Directions for this task: Your answer should be only a number: how many lines include the word "Bitonto".

Listed records:
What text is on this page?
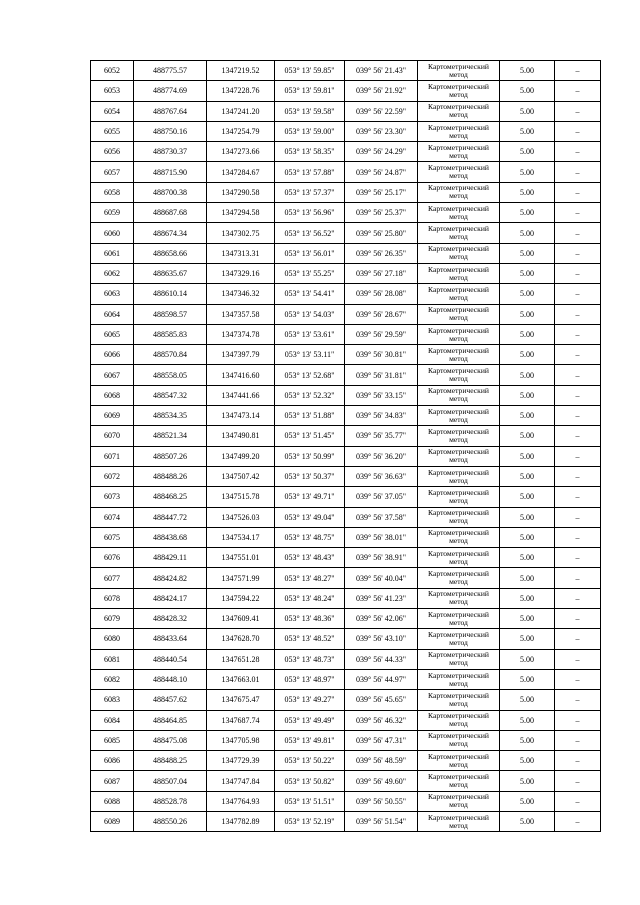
6052	488775.57	1347219.52	053° 13' 59.85"	039° 56' 21.43"	Картометрический метод	5.00	–
6053	488774.69	1347228.76	053° 13' 59.81"	039° 56' 21.92"	Картометрический метод	5.00	–
6054	488767.64	1347241.20	053° 13' 59.58"	039° 56' 22.59"	Картометрический метод	5.00	–
6055	488750.16	1347254.79	053° 13' 59.00"	039° 56' 23.30"	Картометрический метод	5.00	–
6056	488730.37	1347273.66	053° 13' 58.35"	039° 56' 24.29"	Картометрический метод	5.00	–
6057	488715.90	1347284.67	053° 13' 57.88"	039° 56' 24.87"	Картометрический метод	5.00	–
6058	488700.38	1347290.58	053° 13' 57.37"	039° 56' 25.17"	Картометрический метод	5.00	–
6059	488687.68	1347294.58	053° 13' 56.96"	039° 56' 25.37"	Картометрический метод	5.00	–
6060	488674.34	1347302.75	053° 13' 56.52"	039° 56' 25.80"	Картометрический метод	5.00	–
6061	488658.66	1347313.31	053° 13' 56.01"	039° 56' 26.35"	Картометрический метод	5.00	–
6062	488635.67	1347329.16	053° 13' 55.25"	039° 56' 27.18"	Картометрический метод	5.00	–
6063	488610.14	1347346.32	053° 13' 54.41"	039° 56' 28.08"	Картометрический метод	5.00	–
6064	488598.57	1347357.58	053° 13' 54.03"	039° 56' 28.67"	Картометрический метод	5.00	–
6065	488585.83	1347374.78	053° 13' 53.61"	039° 56' 29.59"	Картометрический метод	5.00	–
6066	488570.84	1347397.79	053° 13' 53.11"	039° 56' 30.81"	Картометрический метод	5.00	–
6067	488558.05	1347416.60	053° 13' 52.68"	039° 56' 31.81"	Картометрический метод	5.00	–
6068	488547.32	1347441.66	053° 13' 52.32"	039° 56' 33.15"	Картометрический метод	5.00	–
6069	488534.35	1347473.14	053° 13' 51.88"	039° 56' 34.83"	Картометрический метод	5.00	–
6070	488521.34	1347490.81	053° 13' 51.45"	039° 56' 35.77"	Картометрический метод	5.00	–
6071	488507.26	1347499.20	053° 13' 50.99"	039° 56' 36.20"	Картометрический метод	5.00	–
6072	488488.26	1347507.42	053° 13' 50.37"	039° 56' 36.63"	Картометрический метод	5.00	–
6073	488468.25	1347515.78	053° 13' 49.71"	039° 56' 37.05"	Картометрический метод	5.00	–
6074	488447.72	1347526.03	053° 13' 49.04"	039° 56' 37.58"	Картометрический метод	5.00	–
6075	488438.68	1347534.17	053° 13' 48.75"	039° 56' 38.01"	Картометрический метод	5.00	–
6076	488429.11	1347551.01	053° 13' 48.43"	039° 56' 38.91"	Картометрический метод	5.00	–
6077	488424.82	1347571.99	053° 13' 48.27"	039° 56' 40.04"	Картометрический метод	5.00	–
6078	488424.17	1347594.22	053° 13' 48.24"	039° 56' 41.23"	Картометрический метод	5.00	–
6079	488428.32	1347609.41	053° 13' 48.36"	039° 56' 42.06"	Картометрический метод	5.00	–
6080	488433.64	1347628.70	053° 13' 48.52"	039° 56' 43.10"	Картометрический метод	5.00	–
6081	488440.54	1347651.28	053° 13' 48.73"	039° 56' 44.33"	Картометрический метод	5.00	–
6082	488448.10	1347663.01	053° 13' 48.97"	039° 56' 44.97"	Картометрический метод	5.00	–
6083	488457.62	1347675.47	053° 13' 49.27"	039° 56' 45.65"	Картометрический метод	5.00	–
6084	488464.85	1347687.74	053° 13' 49.49"	039° 56' 46.32"	Картометрический метод	5.00	–
6085	488475.08	1347705.98	053° 13' 49.81"	039° 56' 47.31"	Картометрический метод	5.00	–
6086	488488.25	1347729.39	053° 13' 50.22"	039° 56' 48.59"	Картометрический метод	5.00	–
6087	488507.04	1347747.84	053° 13' 50.82"	039° 56' 49.60"	Картометрический метод	5.00	–
6088	488528.78	1347764.93	053° 13' 51.51"	039° 56' 50.55"	Картометрический метод	5.00	–
6089	488550.26	1347782.89	053° 13' 52.19"	039° 56' 51.54"	Картометрический метод	5.00	–
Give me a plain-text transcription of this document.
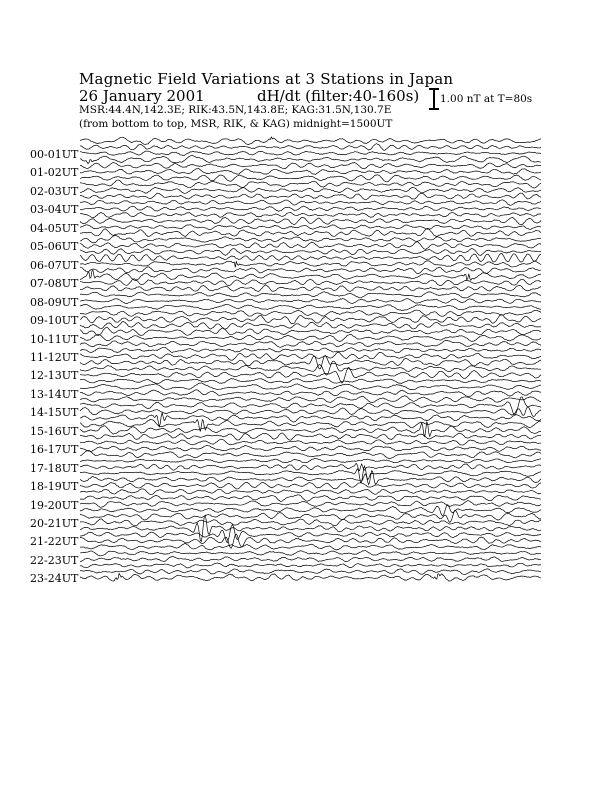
Magnetic Field Variations at 3 Stations in Japan
26 January 2001	dH/dt (filter:40-160s)
MSR:44.4N,142.3E; RIK:43.5N,143.8E; KAG:31.5N,130.7E
(from bottom to top, MSR, RIK, & KAG) midnight=1500UT
1.00 nT at T=80s
00-01UT
01-02UT
02-03UT
03-04UT
04-05UT
05-06UT
06-07UT
07-08UT
08-09UT
09-10UT
10-11UT
11-12UT
12-13UT
13-14UT
14-15UT
15-16UT
16-17UT
17-18UT
18-19UT
19-20UT
20-21UT
21-22UT
22-23UT
23-24UT
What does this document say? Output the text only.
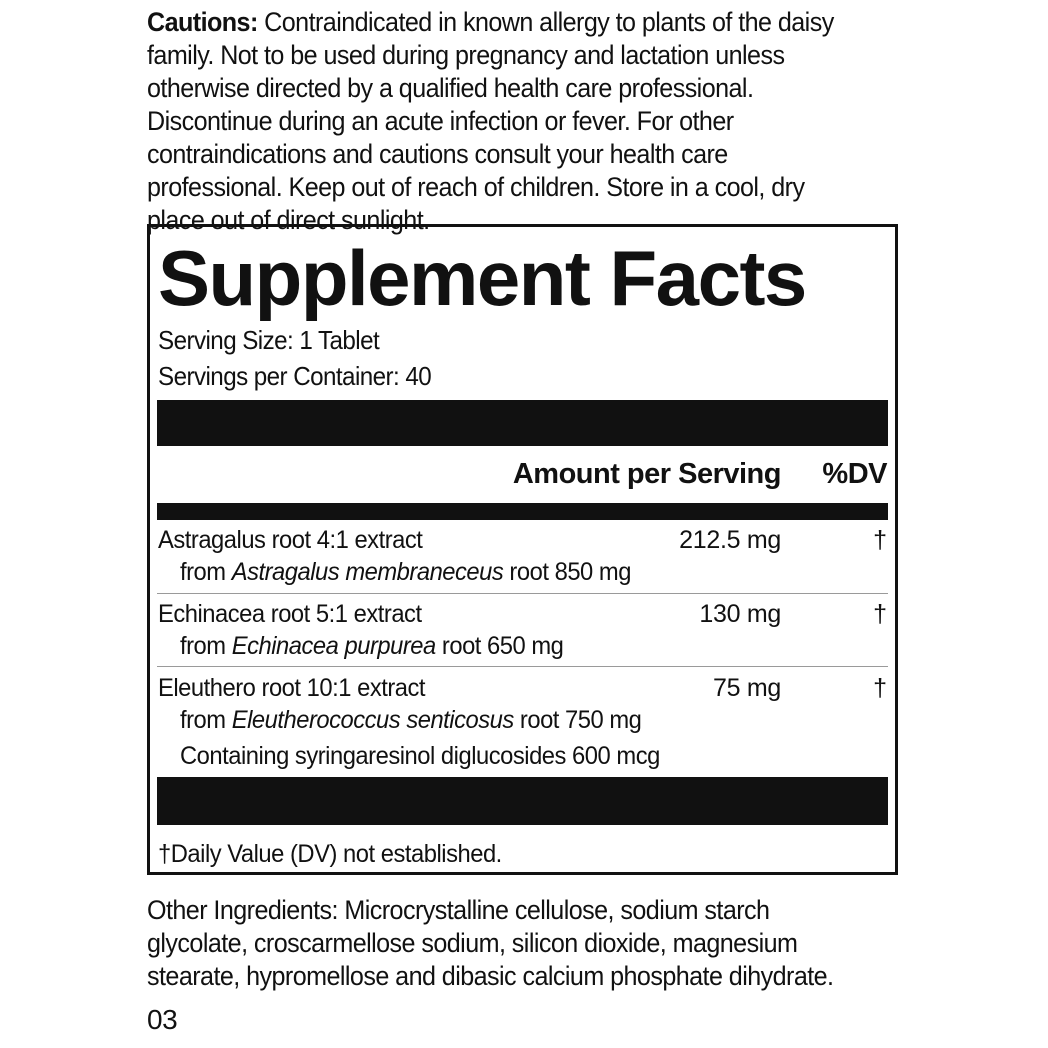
Cautions: Contraindicated in known allergy to plants of the daisy family. Not to be used during pregnancy and lactation unless otherwise directed by a qualified health care professional. Discontinue during an acute infection or fever. For other contraindications and cautions consult your health care professional. Keep out of reach of children. Store in a cool, dry place out of direct sunlight.

Supplement Facts
Serving Size: 1 Tablet
Servings per Container: 40
Amount per Serving %DV
Astragalus root 4:1 extract	212.5 mg	†
from Astragalus membraneceus root 850 mg
Echinacea root 5:1 extract	130 mg	†
from Echinacea purpurea root 650 mg
Eleuthero root 10:1 extract	75 mg	†
from Eleutherococcus senticosus root 750 mg
Containing syringaresinol diglucosides 600 mcg
†Daily Value (DV) not established.

Other Ingredients: Microcrystalline cellulose, sodium starch glycolate, croscarmellose sodium, silicon dioxide, magnesium stearate, hypromellose and dibasic calcium phosphate dihydrate.

03
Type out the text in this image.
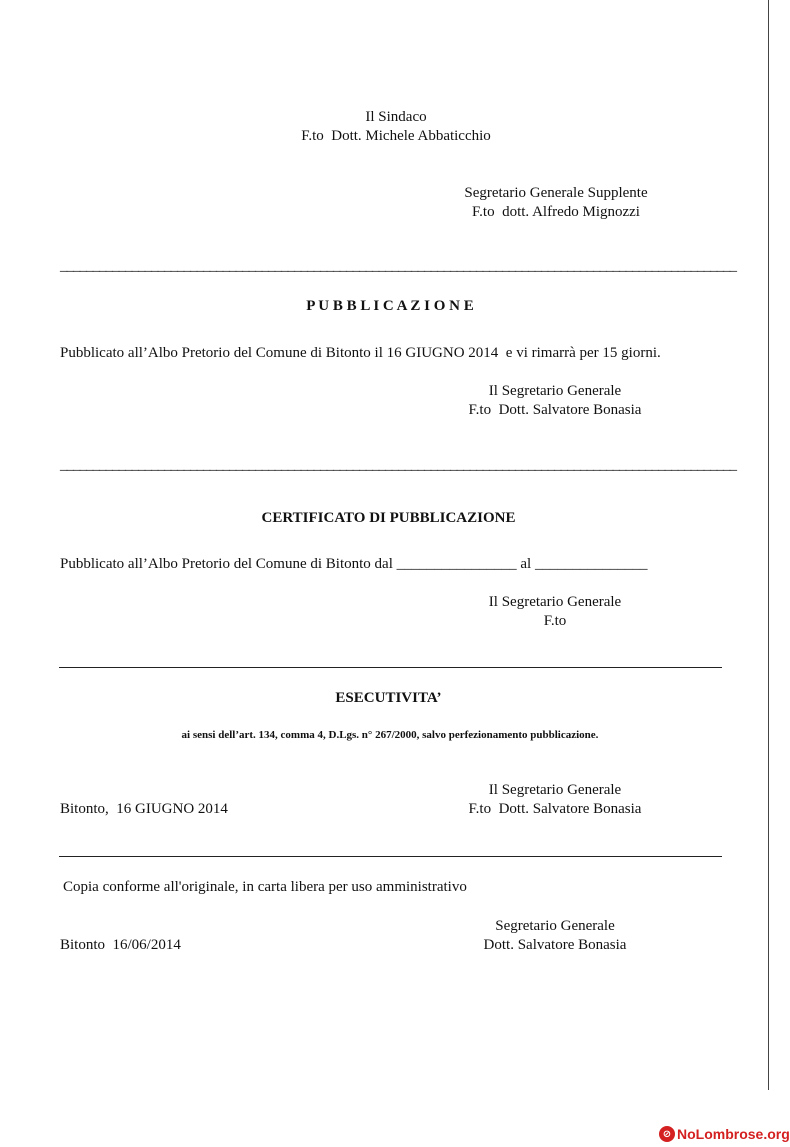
Il Sindaco
F.to  Dott. Michele Abbaticchio
Segretario Generale Supplente
F.to  dott. Alfredo Mignozzi
________________________________________________________________________________________________________
P U B B L I C A Z I O N E
Pubblicato all’Albo Pretorio del Comune di Bitonto il 16 GIUGNO 2014  e vi rimarrà per 15 giorni.
Il Segretario Generale
F.to  Dott. Salvatore Bonasia
________________________________________________________________________________________________________
CERTIFICATO DI PUBBLICAZIONE
Pubblicato all’Albo Pretorio del Comune di Bitonto dal ________________ al _______________
Il Segretario Generale
F.to
ESECUTIVITA’
ai sensi dell’art. 134, comma 4, D.Lgs. n° 267/2000, salvo perfezionamento pubblicazione.
Il Segretario Generale
Bitonto,  16 GIUGNO 2014	F.to  Dott. Salvatore Bonasia
Copia conforme all'originale, in carta libera per uso amministrativo
Segretario Generale
Bitonto  16/06/2014	Dott. Salvatore Bonasia
⊘ NoLombrose.org
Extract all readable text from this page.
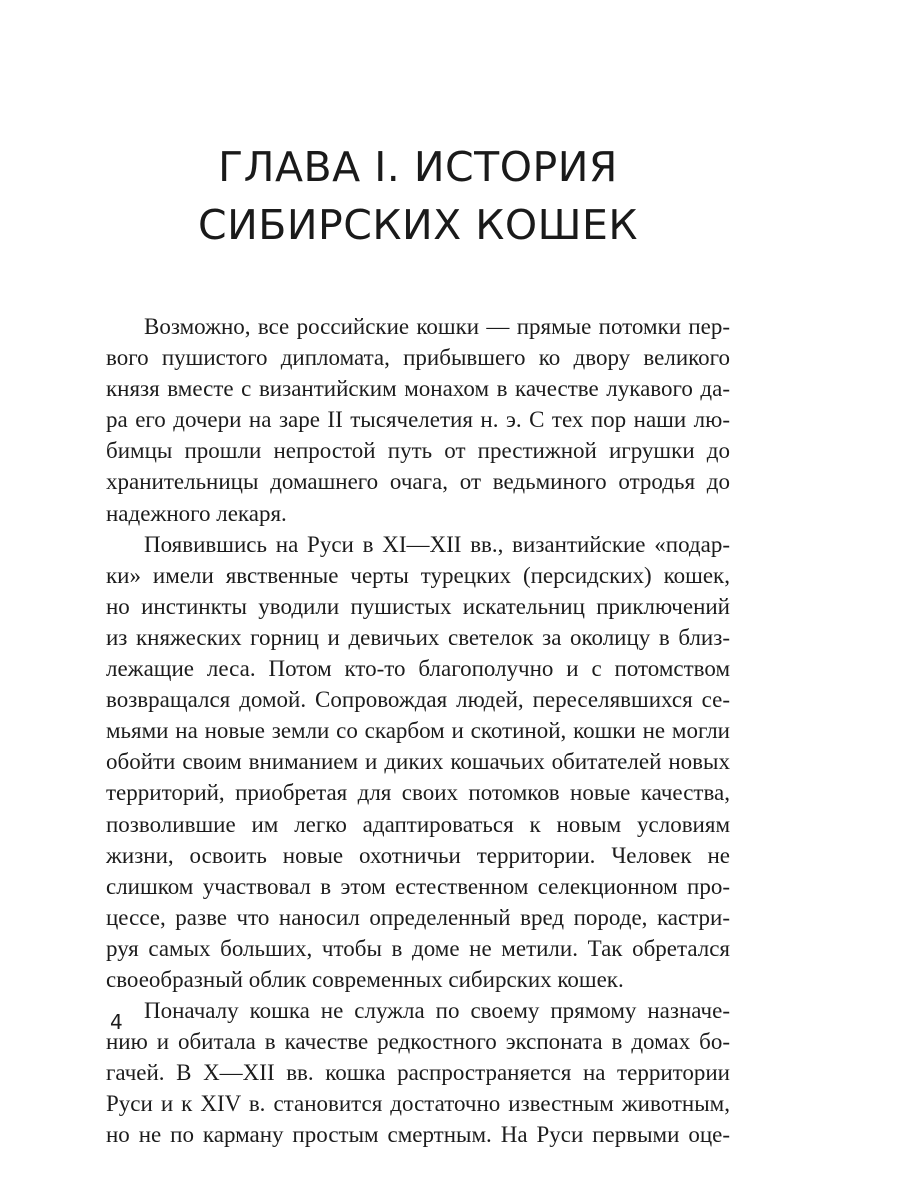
ГЛАВА I. ИСТОРИЯ
СИБИРСКИХ КОШЕК
Возможно, все российские кошки — прямые потомки пер-
вого пушистого дипломата, прибывшего ко двору великого
князя вместе с византийским монахом в качестве лукавого да-
ра его дочери на заре II тысячелетия н. э. С тех пор наши лю-
бимцы прошли непростой путь от престижной игрушки до
хранительницы домашнего очага, от ведьминого отродья до
надежного лекаря.
Появившись на Руси в XI—XII вв., византийские «подар-
ки» имели явственные черты турецких (персидских) кошек,
но инстинкты уводили пушистых искательниц приключений
из княжеских горниц и девичьих светелок за околицу в близ-
лежащие леса. Потом кто-то благополучно и с потомством
возвращался домой. Сопровождая людей, переселявшихся се-
мьями на новые земли со скарбом и скотиной, кошки не могли
обойти своим вниманием и диких кошачьих обитателей новых
территорий, приобретая для своих потомков новые качества,
позволившие им легко адаптироваться к новым условиям
жизни, освоить новые охотничьи территории. Человек не
слишком участвовал в этом естественном селекционном про-
цессе, разве что наносил определенный вред породе, кастри-
руя самых больших, чтобы в доме не метили. Так обретался
своеобразный облик современных сибирских кошек.
Поначалу кошка не служла по своему прямому назначе-
нию и обитала в качестве редкостного экспоната в домах бо-
гачей. В X—XII вв. кошка распространяется на территории
Руси и к XIV в. становится достаточно известным животным,
но не по карману простым смертным. На Руси первыми оце-
4
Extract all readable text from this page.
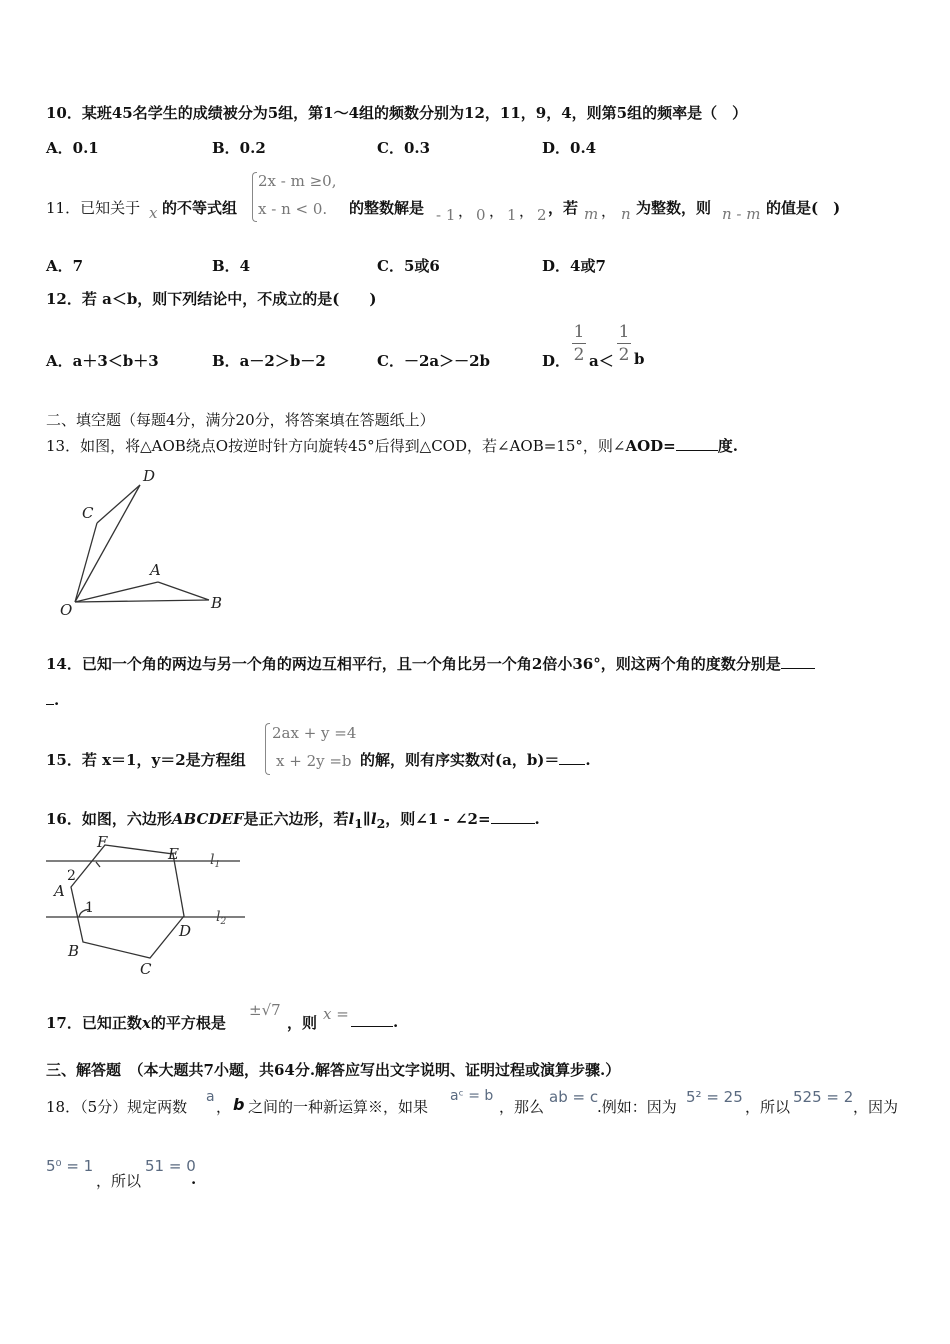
10．某班45名学生的成绩被分为5组，第1～4组的频数分别为12，11，9，4，则第5组的频率是（　）
A．0.1	B．0.2	C．0.3	D．0.4
11．已知关于 x 的不等式组
2x - m ≥0,
x - n < 0. 的整数解是 - 1 ， 0 ， 1 ， 2 ，若 m ， n 为整数，则 n - m 的值是(　)
A．7	B．4	C．5或6	D．4或7
12．若 a＜b，则下列结论中，不成立的是(　　)
A．a＋3＜b＋3	B．a－2＞b－2	C．－2a＞－2b	D．
1
2 a＜
1
2 b
二、填空题（每题4分，满分20分，将答案填在答题纸上）
13．如图，将△AOB绕点O按逆时针方向旋转45°后得到△COD，若∠AOB=15°，则∠AOD=	度.
D
C
A
O	B
14．已知一个角的两边与另一个角的两边互相平行，且一个角比另一个角2倍小36°，则这两个角的度数分别是
.
15．若 x＝1，y＝2是方程组
2ax + y =4
x + 2y =b 的解，则有序实数对(a，b)＝ .
16．如图，六边形ABCDEF是正六边形，若$l_1\parallel l_2$，则∠1 - ∠2=	.
F
E
A
2
1
B
C
D
$l_1$
$l_2$
17．已知正数x的平方根是
±√7
，则 x =	.
三、解答题　（本大题共7小题，共64分.解答应写出文字说明、证明过程或演算步骤.）
18．（5分）规定两数
a
， b 之间的一种新运算※，如果
aᶜ = b
，那么
ab = c
.例如：因为
5² = 25
，所以
525 = 2
，因为
5⁰ = 1
，所以
51 = 0
.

Response: 4